• Directions for this task
Rewrite the records below, replacing "data-label-box" with "value-label-box" wherever it occurs and keeping every other character the same.

Entries for layout elements:
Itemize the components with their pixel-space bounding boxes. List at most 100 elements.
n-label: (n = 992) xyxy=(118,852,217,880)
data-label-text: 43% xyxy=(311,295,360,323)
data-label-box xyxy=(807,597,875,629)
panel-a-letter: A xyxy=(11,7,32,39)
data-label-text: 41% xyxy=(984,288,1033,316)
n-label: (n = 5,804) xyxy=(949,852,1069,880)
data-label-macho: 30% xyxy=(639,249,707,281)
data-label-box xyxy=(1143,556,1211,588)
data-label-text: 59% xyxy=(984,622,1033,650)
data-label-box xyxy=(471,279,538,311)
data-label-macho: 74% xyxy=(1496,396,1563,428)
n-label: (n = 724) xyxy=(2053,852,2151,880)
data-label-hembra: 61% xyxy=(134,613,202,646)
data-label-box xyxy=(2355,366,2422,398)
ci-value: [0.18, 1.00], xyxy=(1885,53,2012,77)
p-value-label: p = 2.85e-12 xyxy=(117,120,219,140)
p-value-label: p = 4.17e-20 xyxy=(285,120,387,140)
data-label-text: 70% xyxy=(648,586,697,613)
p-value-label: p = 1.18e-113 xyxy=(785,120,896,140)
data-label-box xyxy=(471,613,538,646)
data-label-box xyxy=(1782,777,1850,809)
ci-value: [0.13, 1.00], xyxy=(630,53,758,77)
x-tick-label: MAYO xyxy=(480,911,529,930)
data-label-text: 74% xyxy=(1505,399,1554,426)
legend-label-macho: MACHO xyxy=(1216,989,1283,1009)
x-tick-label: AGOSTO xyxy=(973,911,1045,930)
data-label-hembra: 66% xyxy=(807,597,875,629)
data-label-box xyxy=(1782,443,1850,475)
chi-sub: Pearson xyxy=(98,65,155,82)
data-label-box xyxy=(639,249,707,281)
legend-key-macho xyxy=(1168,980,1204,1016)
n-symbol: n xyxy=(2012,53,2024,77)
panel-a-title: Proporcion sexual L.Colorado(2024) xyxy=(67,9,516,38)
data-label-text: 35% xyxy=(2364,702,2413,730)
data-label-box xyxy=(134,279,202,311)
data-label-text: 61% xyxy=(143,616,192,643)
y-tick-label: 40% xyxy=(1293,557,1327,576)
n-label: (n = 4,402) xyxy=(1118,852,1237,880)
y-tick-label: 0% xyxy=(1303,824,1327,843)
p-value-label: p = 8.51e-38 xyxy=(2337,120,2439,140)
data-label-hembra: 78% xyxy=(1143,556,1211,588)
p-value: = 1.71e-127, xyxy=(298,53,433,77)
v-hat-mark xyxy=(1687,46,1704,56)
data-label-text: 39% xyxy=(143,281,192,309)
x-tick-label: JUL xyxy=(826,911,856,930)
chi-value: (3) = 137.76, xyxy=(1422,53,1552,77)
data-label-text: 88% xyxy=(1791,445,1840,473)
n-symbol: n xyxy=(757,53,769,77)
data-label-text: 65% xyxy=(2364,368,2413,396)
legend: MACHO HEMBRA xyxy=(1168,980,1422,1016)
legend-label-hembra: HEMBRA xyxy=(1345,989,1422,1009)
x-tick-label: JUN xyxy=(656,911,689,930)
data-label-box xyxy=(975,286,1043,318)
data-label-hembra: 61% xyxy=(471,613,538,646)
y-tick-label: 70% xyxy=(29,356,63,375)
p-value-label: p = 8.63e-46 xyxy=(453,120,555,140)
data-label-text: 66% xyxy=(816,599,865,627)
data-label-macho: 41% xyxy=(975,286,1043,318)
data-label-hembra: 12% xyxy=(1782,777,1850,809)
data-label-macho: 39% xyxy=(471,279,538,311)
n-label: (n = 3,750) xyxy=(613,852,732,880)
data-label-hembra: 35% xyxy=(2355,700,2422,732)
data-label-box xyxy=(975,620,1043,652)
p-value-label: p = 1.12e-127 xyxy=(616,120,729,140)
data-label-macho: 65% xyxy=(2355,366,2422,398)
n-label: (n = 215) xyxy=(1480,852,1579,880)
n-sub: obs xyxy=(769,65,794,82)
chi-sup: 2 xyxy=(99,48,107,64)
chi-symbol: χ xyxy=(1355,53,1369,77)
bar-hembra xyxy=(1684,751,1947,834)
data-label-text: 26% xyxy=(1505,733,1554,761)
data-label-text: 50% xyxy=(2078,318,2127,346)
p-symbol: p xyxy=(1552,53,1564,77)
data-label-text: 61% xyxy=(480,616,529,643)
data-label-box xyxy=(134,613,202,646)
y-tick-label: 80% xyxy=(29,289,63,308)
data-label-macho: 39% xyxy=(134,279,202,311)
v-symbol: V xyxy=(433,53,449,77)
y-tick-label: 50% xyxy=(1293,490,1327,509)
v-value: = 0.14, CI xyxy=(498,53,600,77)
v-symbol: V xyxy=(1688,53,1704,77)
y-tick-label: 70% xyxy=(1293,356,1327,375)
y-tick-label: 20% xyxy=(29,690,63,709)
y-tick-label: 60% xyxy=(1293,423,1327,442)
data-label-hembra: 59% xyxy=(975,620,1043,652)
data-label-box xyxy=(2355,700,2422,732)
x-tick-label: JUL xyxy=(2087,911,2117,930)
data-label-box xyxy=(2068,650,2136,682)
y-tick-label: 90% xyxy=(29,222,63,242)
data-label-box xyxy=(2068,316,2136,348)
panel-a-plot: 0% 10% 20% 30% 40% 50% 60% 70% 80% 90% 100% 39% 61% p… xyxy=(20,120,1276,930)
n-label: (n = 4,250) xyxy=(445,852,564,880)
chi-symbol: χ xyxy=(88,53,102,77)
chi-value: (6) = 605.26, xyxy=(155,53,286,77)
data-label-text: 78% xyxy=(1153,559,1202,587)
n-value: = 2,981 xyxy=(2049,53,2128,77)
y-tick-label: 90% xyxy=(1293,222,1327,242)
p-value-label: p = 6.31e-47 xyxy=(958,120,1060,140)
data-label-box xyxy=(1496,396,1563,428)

• Exercise solution
Itemize the components with their pixel-space bounding boxes. List at most 100 elements.
n-label: (n = 992) xyxy=(118,852,217,880)
data-label-text: 43% xyxy=(311,295,360,323)
value-label-box xyxy=(807,597,875,629)
panel-a-letter: A xyxy=(11,7,32,39)
data-label-text: 41% xyxy=(984,288,1033,316)
n-label: (n = 5,804) xyxy=(949,852,1069,880)
data-label-macho: 30% xyxy=(639,249,707,281)
value-label-box xyxy=(1143,556,1211,588)
data-label-text: 59% xyxy=(984,622,1033,650)
value-label-box xyxy=(471,279,538,311)
data-label-macho: 74% xyxy=(1496,396,1563,428)
n-label: (n = 724) xyxy=(2053,852,2151,880)
data-label-hembra: 61% xyxy=(134,613,202,646)
value-label-box xyxy=(2355,366,2422,398)
ci-value: [0.18, 1.00], xyxy=(1885,53,2012,77)
p-value-label: p = 2.85e-12 xyxy=(117,120,219,140)
p-value-label: p = 4.17e-20 xyxy=(285,120,387,140)
data-label-text: 70% xyxy=(648,586,697,613)
p-value-label: p = 1.18e-113 xyxy=(785,120,896,140)
value-label-box xyxy=(471,613,538,646)
value-label-box xyxy=(1782,777,1850,809)
ci-value: [0.13, 1.00], xyxy=(630,53,758,77)
x-tick-label: MAYO xyxy=(480,911,529,930)
data-label-text: 74% xyxy=(1505,399,1554,426)
legend-label-macho: MACHO xyxy=(1216,989,1283,1009)
x-tick-label: AGOSTO xyxy=(973,911,1045,930)
data-label-hembra: 66% xyxy=(807,597,875,629)
value-label-box xyxy=(1782,443,1850,475)
chi-sub: Pearson xyxy=(98,65,155,82)
value-label-box xyxy=(639,249,707,281)
legend-key-macho xyxy=(1168,980,1204,1016)
n-symbol: n xyxy=(2012,53,2024,77)
panel-a-title: Proporcion sexual L.Colorado(2024) xyxy=(67,9,516,38)
data-label-text: 35% xyxy=(2364,702,2413,730)
value-label-box xyxy=(134,279,202,311)
data-label-text: 61% xyxy=(143,616,192,643)
y-tick-label: 40% xyxy=(1293,557,1327,576)
n-label: (n = 4,402) xyxy=(1118,852,1237,880)
y-tick-label: 0% xyxy=(1303,824,1327,843)
p-value-label: p = 8.51e-38 xyxy=(2337,120,2439,140)
data-label-hembra: 78% xyxy=(1143,556,1211,588)
p-value: = 1.71e-127, xyxy=(298,53,433,77)
v-hat-mark xyxy=(1687,46,1704,56)
data-label-text: 39% xyxy=(143,281,192,309)
x-tick-label: JUL xyxy=(826,911,856,930)
chi-value: (3) = 137.76, xyxy=(1422,53,1552,77)
data-label-text: 88% xyxy=(1791,445,1840,473)
n-symbol: n xyxy=(757,53,769,77)
data-label-text: 65% xyxy=(2364,368,2413,396)
legend: MACHO HEMBRA xyxy=(1168,980,1422,1016)
legend-label-hembra: HEMBRA xyxy=(1345,989,1422,1009)
x-tick-label: JUN xyxy=(656,911,689,930)
value-label-box xyxy=(975,286,1043,318)
data-label-hembra: 61% xyxy=(471,613,538,646)
y-tick-label: 70% xyxy=(29,356,63,375)
p-value-label: p = 8.63e-46 xyxy=(453,120,555,140)
data-label-text: 66% xyxy=(816,599,865,627)
data-label-macho: 41% xyxy=(975,286,1043,318)
data-label-hembra: 12% xyxy=(1782,777,1850,809)
data-label-macho: 39% xyxy=(471,279,538,311)
n-label: (n = 3,750) xyxy=(613,852,732,880)
data-label-hembra: 35% xyxy=(2355,700,2422,732)
value-label-box xyxy=(975,620,1043,652)
p-value-label: p = 1.12e-127 xyxy=(616,120,729,140)
data-label-macho: 65% xyxy=(2355,366,2422,398)
n-label: (n = 215) xyxy=(1480,852,1579,880)
n-sub: obs xyxy=(769,65,794,82)
chi-sup: 2 xyxy=(99,48,107,64)
chi-symbol: χ xyxy=(1355,53,1369,77)
bar-hembra xyxy=(1684,751,1947,834)
data-label-text: 26% xyxy=(1505,733,1554,761)
data-label-text: 50% xyxy=(2078,318,2127,346)
p-symbol: p xyxy=(1552,53,1564,77)
data-label-text: 61% xyxy=(480,616,529,643)
value-label-box xyxy=(134,613,202,646)
y-tick-label: 80% xyxy=(29,289,63,308)
data-label-macho: 39% xyxy=(134,279,202,311)
v-symbol: V xyxy=(433,53,449,77)
y-tick-label: 50% xyxy=(1293,490,1327,509)
v-value: = 0.14, CI xyxy=(498,53,600,77)
v-symbol: V xyxy=(1688,53,1704,77)
y-tick-label: 70% xyxy=(1293,356,1327,375)
y-tick-label: 20% xyxy=(29,690,63,709)
y-tick-label: 60% xyxy=(1293,423,1327,442)
data-label-hembra: 59% xyxy=(975,620,1043,652)
value-label-box xyxy=(2355,700,2422,732)
x-tick-label: JUL xyxy=(2087,911,2117,930)
value-label-box xyxy=(2068,650,2136,682)
y-tick-label: 90% xyxy=(29,222,63,242)
value-label-box xyxy=(2068,316,2136,348)
panel-a-plot: 0% 10% 20% 30% 40% 50% 60% 70% 80% 90% 100% 39% 61% p… xyxy=(20,120,1276,930)
n-label: (n = 4,250) xyxy=(445,852,564,880)
chi-symbol: χ xyxy=(88,53,102,77)
chi-value: (6) = 605.26, xyxy=(155,53,286,77)
data-label-text: 78% xyxy=(1153,559,1202,587)
n-value: = 2,981 xyxy=(2049,53,2128,77)
y-tick-label: 90% xyxy=(1293,222,1327,242)
p-value-label: p = 6.31e-47 xyxy=(958,120,1060,140)
value-label-box xyxy=(1496,396,1563,428)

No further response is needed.